→ **EXERCISE GOAL**: Check each line of the records below and collect those that include the word "论中国创新和应用".

→ **RAW RECORDS**:
— BEGIN —

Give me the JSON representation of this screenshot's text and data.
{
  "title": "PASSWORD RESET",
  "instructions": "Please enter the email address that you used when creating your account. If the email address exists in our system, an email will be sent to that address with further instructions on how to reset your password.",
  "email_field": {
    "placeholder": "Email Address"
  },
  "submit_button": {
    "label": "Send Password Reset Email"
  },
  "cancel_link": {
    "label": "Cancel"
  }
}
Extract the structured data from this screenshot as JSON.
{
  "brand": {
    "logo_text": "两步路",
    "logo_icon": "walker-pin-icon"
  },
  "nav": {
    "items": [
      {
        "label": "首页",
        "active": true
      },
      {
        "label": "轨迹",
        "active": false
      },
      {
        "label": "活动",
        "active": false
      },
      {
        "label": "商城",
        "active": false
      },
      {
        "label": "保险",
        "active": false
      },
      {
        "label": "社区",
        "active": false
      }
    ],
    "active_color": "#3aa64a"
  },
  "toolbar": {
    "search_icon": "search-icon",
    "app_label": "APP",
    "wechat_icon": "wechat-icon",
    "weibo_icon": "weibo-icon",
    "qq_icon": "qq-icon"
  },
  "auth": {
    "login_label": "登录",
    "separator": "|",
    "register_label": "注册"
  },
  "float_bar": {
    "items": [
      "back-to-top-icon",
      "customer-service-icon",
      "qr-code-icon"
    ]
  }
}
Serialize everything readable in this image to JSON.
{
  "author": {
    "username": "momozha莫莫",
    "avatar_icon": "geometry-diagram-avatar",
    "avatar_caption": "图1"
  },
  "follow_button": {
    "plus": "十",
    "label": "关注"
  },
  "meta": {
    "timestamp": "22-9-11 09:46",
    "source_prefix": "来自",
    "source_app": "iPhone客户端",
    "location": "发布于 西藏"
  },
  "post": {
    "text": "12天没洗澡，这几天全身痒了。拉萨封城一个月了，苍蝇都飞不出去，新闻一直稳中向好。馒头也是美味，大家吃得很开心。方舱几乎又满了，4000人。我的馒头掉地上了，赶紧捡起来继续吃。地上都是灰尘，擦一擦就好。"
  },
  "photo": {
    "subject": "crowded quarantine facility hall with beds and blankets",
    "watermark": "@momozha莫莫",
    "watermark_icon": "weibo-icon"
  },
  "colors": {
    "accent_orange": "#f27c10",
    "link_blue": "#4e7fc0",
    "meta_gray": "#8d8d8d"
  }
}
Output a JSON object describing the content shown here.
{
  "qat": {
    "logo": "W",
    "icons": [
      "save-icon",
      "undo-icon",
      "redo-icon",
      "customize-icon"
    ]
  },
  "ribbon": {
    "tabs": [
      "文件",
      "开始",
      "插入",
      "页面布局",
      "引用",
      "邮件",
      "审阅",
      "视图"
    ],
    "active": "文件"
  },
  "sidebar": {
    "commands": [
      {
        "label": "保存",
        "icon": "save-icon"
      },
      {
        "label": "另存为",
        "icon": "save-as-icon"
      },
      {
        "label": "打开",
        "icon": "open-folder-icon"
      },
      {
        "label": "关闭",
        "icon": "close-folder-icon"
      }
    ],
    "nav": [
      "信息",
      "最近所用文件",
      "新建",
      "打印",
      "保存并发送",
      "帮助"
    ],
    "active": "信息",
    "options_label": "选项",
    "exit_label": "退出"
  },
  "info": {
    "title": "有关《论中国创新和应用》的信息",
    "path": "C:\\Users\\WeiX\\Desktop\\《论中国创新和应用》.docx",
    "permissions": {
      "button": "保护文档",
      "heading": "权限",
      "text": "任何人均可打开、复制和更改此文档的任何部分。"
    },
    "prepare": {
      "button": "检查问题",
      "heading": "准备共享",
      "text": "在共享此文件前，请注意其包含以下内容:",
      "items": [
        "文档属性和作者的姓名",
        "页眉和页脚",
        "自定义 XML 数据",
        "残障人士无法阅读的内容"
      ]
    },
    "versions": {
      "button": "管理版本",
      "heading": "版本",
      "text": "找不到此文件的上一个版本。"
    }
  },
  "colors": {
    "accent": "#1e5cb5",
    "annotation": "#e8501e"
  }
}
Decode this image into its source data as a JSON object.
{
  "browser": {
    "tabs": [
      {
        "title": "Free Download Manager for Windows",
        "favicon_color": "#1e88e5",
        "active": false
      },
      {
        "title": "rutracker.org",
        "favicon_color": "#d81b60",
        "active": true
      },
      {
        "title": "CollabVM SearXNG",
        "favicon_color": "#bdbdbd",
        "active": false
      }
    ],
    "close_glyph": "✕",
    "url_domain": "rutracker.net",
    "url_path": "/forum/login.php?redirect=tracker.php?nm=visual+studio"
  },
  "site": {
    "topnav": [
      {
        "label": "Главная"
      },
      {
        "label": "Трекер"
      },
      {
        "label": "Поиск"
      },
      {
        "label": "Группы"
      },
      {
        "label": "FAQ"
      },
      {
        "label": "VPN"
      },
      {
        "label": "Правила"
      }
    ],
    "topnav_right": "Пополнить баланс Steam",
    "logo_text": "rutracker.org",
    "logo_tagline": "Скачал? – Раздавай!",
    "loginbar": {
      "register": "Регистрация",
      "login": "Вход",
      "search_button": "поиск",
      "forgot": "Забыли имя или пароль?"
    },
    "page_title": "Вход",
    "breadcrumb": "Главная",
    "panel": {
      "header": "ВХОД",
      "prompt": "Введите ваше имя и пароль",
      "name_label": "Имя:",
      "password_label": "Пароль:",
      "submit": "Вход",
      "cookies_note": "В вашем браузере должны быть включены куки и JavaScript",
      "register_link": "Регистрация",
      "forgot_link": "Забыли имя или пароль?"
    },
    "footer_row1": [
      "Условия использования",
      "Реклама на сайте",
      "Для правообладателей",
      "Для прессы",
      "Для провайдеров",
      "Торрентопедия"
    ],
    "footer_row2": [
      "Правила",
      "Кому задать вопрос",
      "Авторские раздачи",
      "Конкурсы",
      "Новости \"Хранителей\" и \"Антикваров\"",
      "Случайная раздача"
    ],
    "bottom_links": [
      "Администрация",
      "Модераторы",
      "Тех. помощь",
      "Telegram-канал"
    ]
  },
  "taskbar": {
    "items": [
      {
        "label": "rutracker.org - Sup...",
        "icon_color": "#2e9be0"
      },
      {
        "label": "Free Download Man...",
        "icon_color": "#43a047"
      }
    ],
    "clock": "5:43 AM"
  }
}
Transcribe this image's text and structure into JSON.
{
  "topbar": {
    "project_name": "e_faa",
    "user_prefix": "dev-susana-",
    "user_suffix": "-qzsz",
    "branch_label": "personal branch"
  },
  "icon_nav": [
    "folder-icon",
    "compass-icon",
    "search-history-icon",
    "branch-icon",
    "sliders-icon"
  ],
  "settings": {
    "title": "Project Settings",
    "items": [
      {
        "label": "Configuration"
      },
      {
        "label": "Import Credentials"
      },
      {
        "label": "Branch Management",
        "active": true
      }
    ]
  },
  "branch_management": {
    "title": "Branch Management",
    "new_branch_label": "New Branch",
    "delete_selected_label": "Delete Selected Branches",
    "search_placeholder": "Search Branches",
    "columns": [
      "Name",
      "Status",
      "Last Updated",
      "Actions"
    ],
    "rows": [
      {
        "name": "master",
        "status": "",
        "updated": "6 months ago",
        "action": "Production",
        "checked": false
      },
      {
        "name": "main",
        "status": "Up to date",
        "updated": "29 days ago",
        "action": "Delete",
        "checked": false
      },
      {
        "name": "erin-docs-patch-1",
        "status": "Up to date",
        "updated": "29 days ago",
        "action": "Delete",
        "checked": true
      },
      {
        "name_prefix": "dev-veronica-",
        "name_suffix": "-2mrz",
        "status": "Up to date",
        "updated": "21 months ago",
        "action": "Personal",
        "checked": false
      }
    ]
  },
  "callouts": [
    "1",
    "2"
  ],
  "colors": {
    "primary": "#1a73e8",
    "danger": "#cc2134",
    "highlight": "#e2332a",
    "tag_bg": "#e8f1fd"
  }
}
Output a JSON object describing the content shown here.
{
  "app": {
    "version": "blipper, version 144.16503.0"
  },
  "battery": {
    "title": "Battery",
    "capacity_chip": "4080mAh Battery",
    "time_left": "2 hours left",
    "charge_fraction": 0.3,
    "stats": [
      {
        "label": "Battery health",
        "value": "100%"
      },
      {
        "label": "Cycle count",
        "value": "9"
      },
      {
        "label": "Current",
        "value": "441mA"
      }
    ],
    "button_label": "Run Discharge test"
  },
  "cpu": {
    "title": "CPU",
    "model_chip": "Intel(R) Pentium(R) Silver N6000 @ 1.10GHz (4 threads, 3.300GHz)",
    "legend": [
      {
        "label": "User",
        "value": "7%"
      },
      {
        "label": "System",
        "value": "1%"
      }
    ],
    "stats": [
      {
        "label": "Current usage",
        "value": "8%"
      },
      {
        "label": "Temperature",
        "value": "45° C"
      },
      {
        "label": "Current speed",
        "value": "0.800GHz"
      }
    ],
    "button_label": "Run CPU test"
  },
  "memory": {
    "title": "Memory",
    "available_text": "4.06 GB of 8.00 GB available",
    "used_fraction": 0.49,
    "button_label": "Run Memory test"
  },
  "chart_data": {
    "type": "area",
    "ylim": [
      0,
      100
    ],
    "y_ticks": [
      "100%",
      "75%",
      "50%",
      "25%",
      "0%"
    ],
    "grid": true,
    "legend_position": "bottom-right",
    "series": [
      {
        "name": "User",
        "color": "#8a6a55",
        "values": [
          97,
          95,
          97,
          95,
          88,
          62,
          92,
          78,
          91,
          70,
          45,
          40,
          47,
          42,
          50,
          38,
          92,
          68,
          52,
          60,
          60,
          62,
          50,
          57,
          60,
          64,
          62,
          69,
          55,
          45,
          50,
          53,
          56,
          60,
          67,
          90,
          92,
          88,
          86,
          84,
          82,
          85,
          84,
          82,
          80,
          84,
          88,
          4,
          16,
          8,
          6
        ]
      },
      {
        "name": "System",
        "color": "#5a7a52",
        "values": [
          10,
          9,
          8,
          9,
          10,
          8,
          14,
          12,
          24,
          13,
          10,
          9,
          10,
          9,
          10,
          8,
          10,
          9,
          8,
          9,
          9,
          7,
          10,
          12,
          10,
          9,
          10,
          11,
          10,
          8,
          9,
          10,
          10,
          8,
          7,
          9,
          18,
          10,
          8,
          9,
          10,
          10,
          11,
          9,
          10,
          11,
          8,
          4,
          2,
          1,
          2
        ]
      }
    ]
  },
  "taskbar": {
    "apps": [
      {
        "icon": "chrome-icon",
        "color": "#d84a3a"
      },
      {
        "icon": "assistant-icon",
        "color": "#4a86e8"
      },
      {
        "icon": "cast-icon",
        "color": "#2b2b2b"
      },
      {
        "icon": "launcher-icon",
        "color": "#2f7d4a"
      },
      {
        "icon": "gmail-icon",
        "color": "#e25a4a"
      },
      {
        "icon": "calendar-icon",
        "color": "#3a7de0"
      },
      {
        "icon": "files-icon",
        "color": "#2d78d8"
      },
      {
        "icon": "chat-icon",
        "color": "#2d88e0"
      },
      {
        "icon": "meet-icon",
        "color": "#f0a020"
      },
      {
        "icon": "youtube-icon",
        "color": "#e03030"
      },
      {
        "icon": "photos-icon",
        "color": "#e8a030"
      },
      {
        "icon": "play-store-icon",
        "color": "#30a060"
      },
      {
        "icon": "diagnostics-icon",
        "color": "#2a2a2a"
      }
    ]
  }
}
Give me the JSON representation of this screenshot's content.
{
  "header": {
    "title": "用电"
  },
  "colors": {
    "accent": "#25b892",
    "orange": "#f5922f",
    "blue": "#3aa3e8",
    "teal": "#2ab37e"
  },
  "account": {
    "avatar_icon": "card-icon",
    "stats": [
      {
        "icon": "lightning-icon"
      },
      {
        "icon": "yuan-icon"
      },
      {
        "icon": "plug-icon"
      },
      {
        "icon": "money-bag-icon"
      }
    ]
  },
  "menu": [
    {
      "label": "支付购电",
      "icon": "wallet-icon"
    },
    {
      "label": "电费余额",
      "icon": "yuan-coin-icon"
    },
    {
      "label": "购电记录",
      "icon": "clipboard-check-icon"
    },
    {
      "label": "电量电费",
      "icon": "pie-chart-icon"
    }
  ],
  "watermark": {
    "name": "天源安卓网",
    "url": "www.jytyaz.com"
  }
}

— END —

→ **RESPONSE TO THIS EXERCISE**:
    "title": "有关《论中国创新和应用》的信息",
    "path": "C:\\Users\\WeiX\\Desktop\\《论中国创新和应用》.docx",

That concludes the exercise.